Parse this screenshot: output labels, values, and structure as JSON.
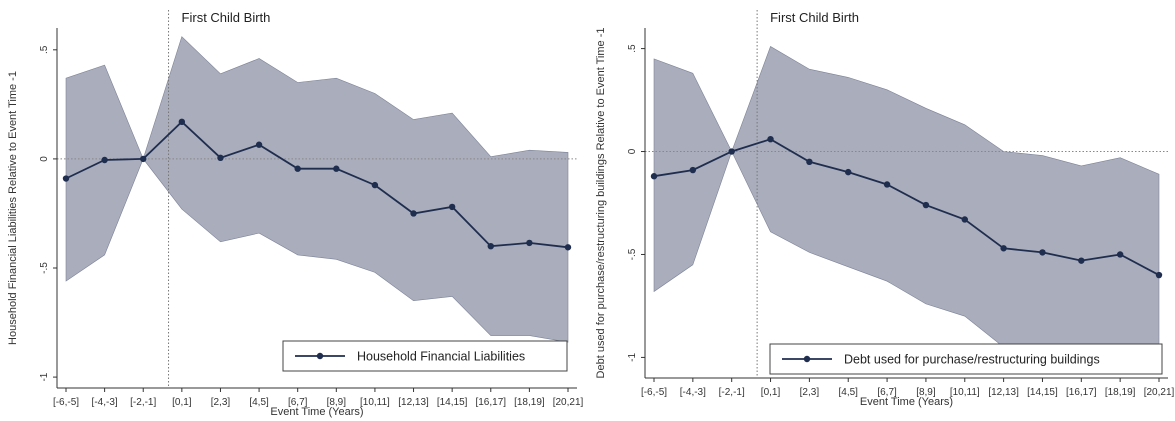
{
  "chart_data": [
    {
      "type": "line",
      "annotation": "First Child Birth",
      "xlabel": "Event Time (Years)",
      "ylabel": "Household Financial Liabilities Relative to Event Time -1",
      "categories": [
        "[-6,-5]",
        "[-4,-3]",
        "[-2,-1]",
        "[0,1]",
        "[2,3]",
        "[4,5]",
        "[6,7]",
        "[8,9]",
        "[10,11]",
        "[12,13]",
        "[14,15]",
        "[16,17]",
        "[18,19]",
        "[20,21]"
      ],
      "ylim": [
        -1.05,
        0.6
      ],
      "yticks": [
        -1,
        -0.5,
        0,
        0.5
      ],
      "ytick_labels": [
        "-1",
        "-.5",
        "0",
        ".5"
      ],
      "event_line_category": "[0,1]",
      "legend": "bottom-right",
      "colors": {
        "line": "#1f2d4e",
        "band": "#8c92a6"
      },
      "series": [
        {
          "name": "Household Financial Liabilities",
          "values": [
            -0.09,
            -0.005,
            0.0,
            0.17,
            0.005,
            0.065,
            -0.045,
            -0.045,
            -0.12,
            -0.25,
            -0.22,
            -0.4,
            -0.385,
            -0.405
          ],
          "ci_upper": [
            0.37,
            0.43,
            0.0,
            0.56,
            0.39,
            0.46,
            0.35,
            0.37,
            0.3,
            0.18,
            0.21,
            0.01,
            0.04,
            0.03
          ],
          "ci_lower": [
            -0.56,
            -0.44,
            0.0,
            -0.23,
            -0.38,
            -0.34,
            -0.44,
            -0.46,
            -0.52,
            -0.65,
            -0.63,
            -0.81,
            -0.81,
            -0.84
          ]
        }
      ]
    },
    {
      "type": "line",
      "annotation": "First Child Birth",
      "xlabel": "Event Time (Years)",
      "ylabel": "Debt used for purchase/restructuring buildings Relative to Event Time -1",
      "categories": [
        "[-6,-5]",
        "[-4,-3]",
        "[-2,-1]",
        "[0,1]",
        "[2,3]",
        "[4,5]",
        "[6,7]",
        "[8,9]",
        "[10,11]",
        "[12,13]",
        "[14,15]",
        "[16,17]",
        "[18,19]",
        "[20,21]"
      ],
      "ylim": [
        -1.1,
        0.6
      ],
      "yticks": [
        -1,
        -0.5,
        0,
        0.5
      ],
      "ytick_labels": [
        "-1",
        "-.5",
        "0",
        ".5"
      ],
      "event_line_category": "[0,1]",
      "legend": "bottom-right",
      "colors": {
        "line": "#1f2d4e",
        "band": "#8c92a6"
      },
      "series": [
        {
          "name": "Debt used for purchase/restructuring buildings",
          "values": [
            -0.12,
            -0.09,
            0.0,
            0.06,
            -0.05,
            -0.1,
            -0.16,
            -0.26,
            -0.33,
            -0.47,
            -0.49,
            -0.53,
            -0.5,
            -0.6
          ],
          "ci_upper": [
            0.45,
            0.38,
            0.0,
            0.51,
            0.4,
            0.36,
            0.3,
            0.21,
            0.13,
            0.0,
            -0.02,
            -0.07,
            -0.03,
            -0.11
          ],
          "ci_lower": [
            -0.68,
            -0.55,
            0.0,
            -0.39,
            -0.49,
            -0.56,
            -0.63,
            -0.74,
            -0.8,
            -0.95,
            -0.97,
            -0.99,
            -0.97,
            -1.08
          ]
        }
      ]
    }
  ]
}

• **STATED GOAL**
Copy out each line of the entries that holds "Financial".

• **REPLY**
      "ylabel": "Household Financial Liabilities Relative to Event Time -1",
          "name": "Household Financial Liabilities",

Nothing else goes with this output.